Figure contents as structured data:
=-=-=-=-=

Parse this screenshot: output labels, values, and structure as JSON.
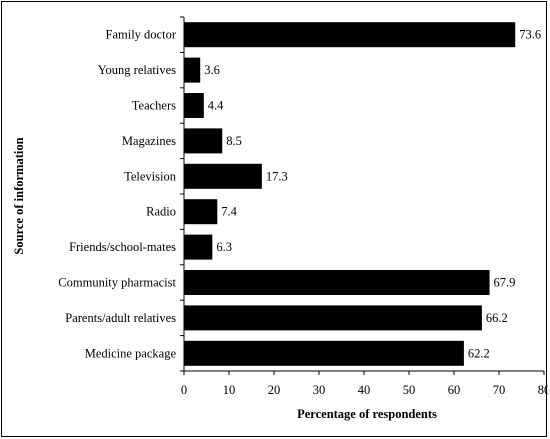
{
  "chart_data": {
    "type": "bar",
    "orientation": "horizontal",
    "categories": [
      "Family doctor",
      "Young relatives",
      "Teachers",
      "Magazines",
      "Television",
      "Radio",
      "Friends/school-mates",
      "Community pharmacist",
      "Parents/adult relatives",
      "Medicine package"
    ],
    "values": [
      73.6,
      3.6,
      4.4,
      8.5,
      17.3,
      7.4,
      6.3,
      67.9,
      66.2,
      62.2
    ],
    "value_labels": [
      "73.6",
      "3.6",
      "4.4",
      "8.5",
      "17.3",
      "7.4",
      "6.3",
      "67.9",
      "66.2",
      "62.2"
    ],
    "xlabel": "Percentage of respondents",
    "ylabel": "Source of information",
    "xlim": [
      0,
      80
    ],
    "xticks": [
      "0",
      "10",
      "20",
      "30",
      "40",
      "50",
      "60",
      "70",
      "80"
    ],
    "grid": false,
    "bar_color": "#000000"
  }
}
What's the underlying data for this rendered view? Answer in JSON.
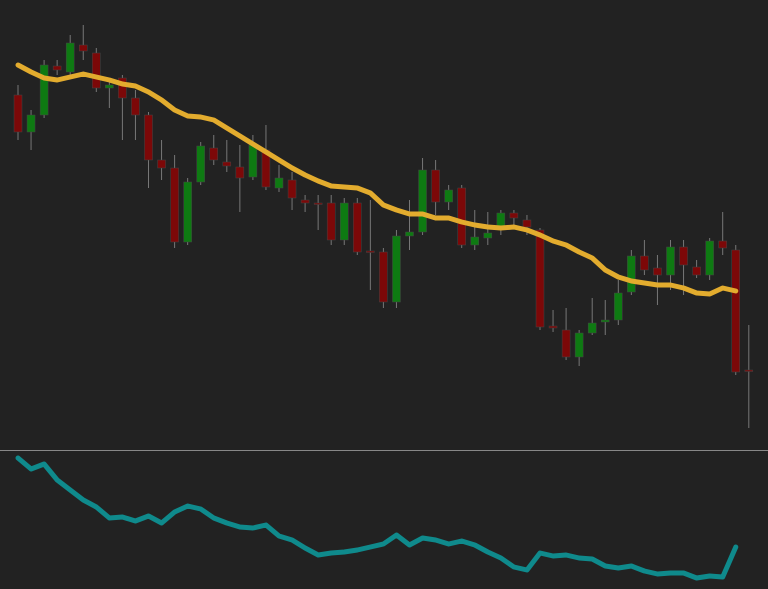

=-=-=-=-=

CHALLENGE: From the listing, extract all text exactly as given and drop any picture.

RESULT OF THE TASK:
Parse this screenshot: output labels, values, and structure as JSON.
{
  "chart_data": {
    "type": "bar",
    "orientation": "horizontal",
    "categories": [
      "Family doctor",
      "Young relatives",
      "Teachers",
      "Magazines",
      "Television",
      "Radio",
      "Friends/school-mates",
      "Community pharmacist",
      "Parents/adult relatives",
      "Medicine package"
    ],
    "values": [
      73.6,
      3.6,
      4.4,
      8.5,
      17.3,
      7.4,
      6.3,
      67.9,
      66.2,
      62.2
    ],
    "value_labels": [
      "73.6",
      "3.6",
      "4.4",
      "8.5",
      "17.3",
      "7.4",
      "6.3",
      "67.9",
      "66.2",
      "62.2"
    ],
    "xlabel": "Percentage of respondents",
    "ylabel": "Source of information",
    "xlim": [
      0,
      80
    ],
    "xticks": [
      "0",
      "10",
      "20",
      "30",
      "40",
      "50",
      "60",
      "70",
      "80"
    ],
    "grid": false,
    "bar_color": "#000000"
  }
}
What's the underlying data for this rendered view? Answer in JSON.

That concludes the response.